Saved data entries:
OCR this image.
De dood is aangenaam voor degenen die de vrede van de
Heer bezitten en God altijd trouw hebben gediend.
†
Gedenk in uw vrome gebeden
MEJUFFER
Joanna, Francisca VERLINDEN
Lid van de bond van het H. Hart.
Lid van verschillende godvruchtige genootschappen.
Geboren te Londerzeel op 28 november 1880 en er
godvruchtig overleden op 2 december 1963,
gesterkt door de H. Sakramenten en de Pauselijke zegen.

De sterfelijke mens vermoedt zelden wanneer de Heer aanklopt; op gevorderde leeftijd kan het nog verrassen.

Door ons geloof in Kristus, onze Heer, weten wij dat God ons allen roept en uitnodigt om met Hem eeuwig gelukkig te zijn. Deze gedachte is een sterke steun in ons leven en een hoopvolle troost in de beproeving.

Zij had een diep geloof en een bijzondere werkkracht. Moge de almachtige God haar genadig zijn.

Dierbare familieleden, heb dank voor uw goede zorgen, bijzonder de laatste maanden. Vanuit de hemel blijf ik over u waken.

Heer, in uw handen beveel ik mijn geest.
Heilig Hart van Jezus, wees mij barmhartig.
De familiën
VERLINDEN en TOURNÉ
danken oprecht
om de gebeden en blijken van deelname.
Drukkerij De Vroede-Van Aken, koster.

▶ **WRITTEN INSTRUCTION**
Output the lines above verbatim and in full.

▶ **SOLUTION FOR THIS EXERCISE**
OCR this image.
De dood is aangenaam voor degenen die de vrede van de
Heer bezitten en God altijd trouw hebben gediend.
†
Gedenk in uw vrome gebeden
MEJUFFER
Joanna, Francisca VERLINDEN
Lid van de bond van het H. Hart.
Lid van verschillende godvruchtige genootschappen.
Geboren te Londerzeel op 28 november 1880 en er
godvruchtig overleden op 2 december 1963,
gesterkt door de H. Sakramenten en de Pauselijke zegen.

De sterfelijke mens vermoedt zelden wanneer de Heer aanklopt; op gevorderde leeftijd kan het nog verrassen.

Door ons geloof in Kristus, onze Heer, weten wij dat God ons allen roept en uitnodigt om met Hem eeuwig gelukkig te zijn. Deze gedachte is een sterke steun in ons leven en een hoopvolle troost in de beproeving.

Zij had een diep geloof en een bijzondere werkkracht. Moge de almachtige God haar genadig zijn.

Dierbare familieleden, heb dank voor uw goede zorgen, bijzonder de laatste maanden. Vanuit de hemel blijf ik over u waken.

Heer, in uw handen beveel ik mijn geest.
Heilig Hart van Jezus, wees mij barmhartig.
De familiën
VERLINDEN en TOURNÉ
danken oprecht
om de gebeden en blijken van deelname.
Drukkerij De Vroede-Van Aken, koster.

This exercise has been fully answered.